## TO BE DONE
Check every line of the data below for the string "text", and copy the ones that hold it.

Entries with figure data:

_ _ _ _ _ _ _

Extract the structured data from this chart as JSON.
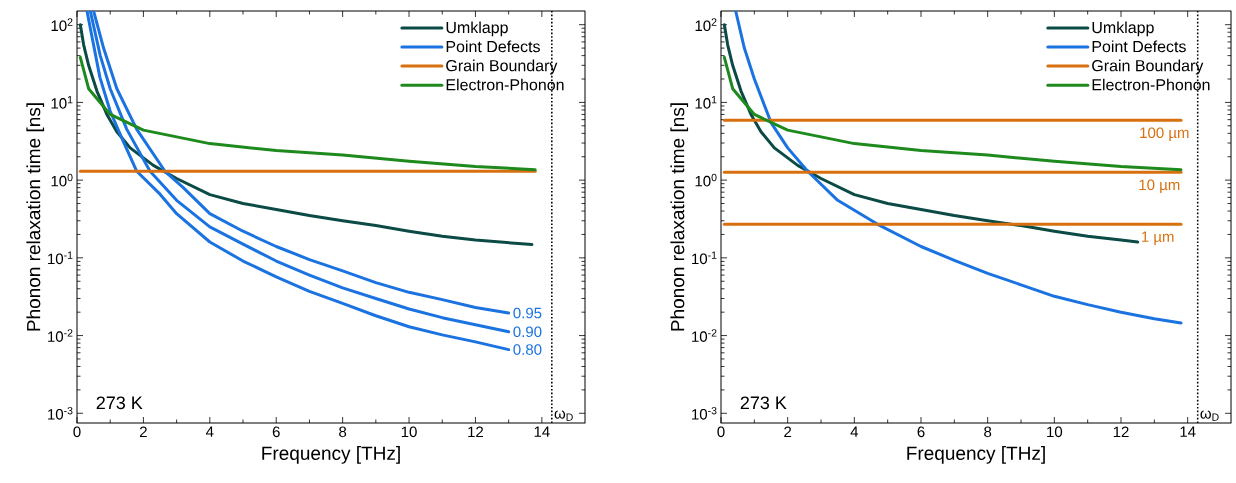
{
  "chart_data": [
    {
      "type": "line",
      "xlabel": "Frequency [THz]",
      "ylabel": "Phonon relaxation time [ns]",
      "log": "y",
      "legend": "top right",
      "xlim": [
        0,
        15.3
      ],
      "ylim": [
        0.00075,
        150
      ],
      "xticks": [
        0,
        2,
        4,
        6,
        8,
        10,
        12,
        14
      ],
      "yticks": [
        {
          "value": 0.001,
          "label": "10$^{-3}$"
        },
        {
          "value": 0.01,
          "label": "10$^{-2}$"
        },
        {
          "value": 0.1,
          "label": "10$^{-1}$"
        },
        {
          "value": 1,
          "label": "10$^{0}$"
        },
        {
          "value": 10,
          "label": "10$^{1}$"
        },
        {
          "value": 100,
          "label": "10$^{2}$"
        }
      ],
      "series": [
        {
          "name": "Umklapp",
          "color": "#0b4a45",
          "x": [
            0.1,
            0.2,
            0.35,
            0.6,
            0.9,
            1.2,
            1.6,
            2.3,
            3,
            4,
            5,
            6,
            7,
            8,
            9,
            10,
            11,
            12,
            13.7
          ],
          "values": [
            100,
            55,
            30,
            14,
            7,
            4.2,
            2.6,
            1.55,
            1.05,
            0.65,
            0.5,
            0.42,
            0.35,
            0.3,
            0.26,
            0.22,
            0.19,
            0.17,
            0.148
          ]
        },
        {
          "name": "Point Defects",
          "color": "#1a73e0",
          "x": [
            0.5,
            0.8,
            1.2,
            1.8,
            2.65,
            3.2,
            4,
            5,
            6,
            7,
            8,
            9,
            10,
            11,
            12,
            13
          ],
          "values": [
            150,
            50,
            15,
            4.5,
            1.3,
            0.8,
            0.37,
            0.22,
            0.14,
            0.095,
            0.068,
            0.048,
            0.036,
            0.029,
            0.023,
            0.0195
          ]
        },
        {
          "color": "#1a73e0",
          "x": [
            0.4,
            0.7,
            1.0,
            1.5,
            2.2,
            3,
            4,
            5,
            6,
            7,
            8,
            9,
            10,
            11,
            12,
            13
          ],
          "values": [
            150,
            40,
            15,
            4.5,
            1.3,
            0.55,
            0.25,
            0.15,
            0.091,
            0.06,
            0.041,
            0.03,
            0.022,
            0.017,
            0.0138,
            0.0112
          ]
        },
        {
          "color": "#1a73e0",
          "x": [
            0.3,
            0.69,
            1.0,
            1.4,
            1.8,
            2.5,
            3,
            4,
            5,
            6,
            7,
            8,
            9,
            10,
            11,
            12,
            13
          ],
          "values": [
            150,
            21,
            7.7,
            3.1,
            1.3,
            0.66,
            0.37,
            0.16,
            0.091,
            0.057,
            0.037,
            0.026,
            0.018,
            0.013,
            0.0102,
            0.0083,
            0.0066
          ]
        },
        {
          "name": "Grain Boundary",
          "color": "#d9700f",
          "x": [
            0.1,
            13.8
          ],
          "values": [
            1.3,
            1.3
          ]
        },
        {
          "name": "Electron-Phonon",
          "color": "#1e8a1e",
          "x": [
            0.1,
            0.35,
            1,
            2,
            4,
            6,
            8,
            10,
            12,
            13.8
          ],
          "values": [
            38,
            15,
            7,
            4.4,
            2.95,
            2.4,
            2.1,
            1.75,
            1.5,
            1.36
          ]
        }
      ],
      "ref_lines": [
        {
          "axis": "x",
          "value": 14.3,
          "label": "ω$_{D}$",
          "line_style": "dotted",
          "color": "#000000"
        }
      ],
      "annotations": [
        "273 K",
        {
          "text": "0.95",
          "x": 13,
          "y": 0.0195
        },
        {
          "text": "0.90",
          "x": 13,
          "y": 0.0112
        },
        {
          "text": "0.80",
          "x": 13,
          "y": 0.0066
        }
      ]
    },
    {
      "type": "line",
      "xlabel": "Frequency [THz]",
      "ylabel": "Phonon relaxation time [ns]",
      "log": "y",
      "legend": "top right",
      "xlim": [
        0,
        15.3
      ],
      "ylim": [
        0.00075,
        150
      ],
      "xticks": [
        0,
        2,
        4,
        6,
        8,
        10,
        12,
        14
      ],
      "yticks": [
        {
          "value": 0.001,
          "label": "10$^{-3}$"
        },
        {
          "value": 0.01,
          "label": "10$^{-2}$"
        },
        {
          "value": 0.1,
          "label": "10$^{-1}$"
        },
        {
          "value": 1,
          "label": "10$^{0}$"
        },
        {
          "value": 10,
          "label": "10$^{1}$"
        },
        {
          "value": 100,
          "label": "10$^{2}$"
        }
      ],
      "series": [
        {
          "name": "Umklapp",
          "color": "#0b4a45",
          "x": [
            0.1,
            0.2,
            0.35,
            0.6,
            0.9,
            1.2,
            1.6,
            2.3,
            3,
            4,
            5,
            6,
            7,
            8,
            9,
            10,
            11,
            12,
            12.5
          ],
          "values": [
            100,
            55,
            30,
            14,
            7,
            4.2,
            2.6,
            1.55,
            1.05,
            0.65,
            0.5,
            0.42,
            0.35,
            0.3,
            0.26,
            0.22,
            0.19,
            0.17,
            0.16
          ]
        },
        {
          "name": "Point Defects",
          "color": "#1a73e0",
          "x": [
            0.44,
            0.7,
            1.0,
            1.5,
            2.0,
            2.6,
            3.5,
            4.7,
            6,
            7,
            8,
            9,
            10,
            11,
            12,
            13,
            13.8
          ],
          "values": [
            150,
            50,
            20,
            5.5,
            2.6,
            1.3,
            0.55,
            0.27,
            0.14,
            0.093,
            0.063,
            0.045,
            0.032,
            0.025,
            0.02,
            0.0165,
            0.0145
          ]
        },
        {
          "name": "Grain Boundary",
          "color": "#d9700f",
          "x": [
            0.1,
            13.8
          ],
          "values": [
            5.9,
            5.9
          ]
        },
        {
          "color": "#d9700f",
          "x": [
            0.1,
            13.8
          ],
          "values": [
            1.26,
            1.26
          ]
        },
        {
          "color": "#d9700f",
          "x": [
            0.1,
            13.8
          ],
          "values": [
            0.27,
            0.27
          ]
        },
        {
          "name": "Electron-Phonon",
          "color": "#1e8a1e",
          "x": [
            0.1,
            0.35,
            1,
            2,
            4,
            6,
            8,
            10,
            12,
            13.8
          ],
          "values": [
            38,
            15,
            7,
            4.4,
            2.95,
            2.4,
            2.1,
            1.75,
            1.5,
            1.36
          ]
        }
      ],
      "ref_lines": [
        {
          "axis": "x",
          "value": 14.3,
          "label": "ω$_{D}$",
          "line_style": "dotted",
          "color": "#000000"
        }
      ],
      "annotations": [
        "273 K",
        {
          "text": "100 µm",
          "x": 13.3,
          "y": 5.9
        },
        {
          "text": "10 µm",
          "x": 13.15,
          "y": 1.26
        },
        {
          "text": "1 µm",
          "x": 13.1,
          "y": 0.27
        }
      ]
    }
  ]
}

_ _ _ _ _ _ _

## FINISHED TASK
          "text": "0.95",
          "text": "0.90",
          "text": "0.80",
          "text": "100 µm",
          "text": "10 µm",
          "text": "1 µm",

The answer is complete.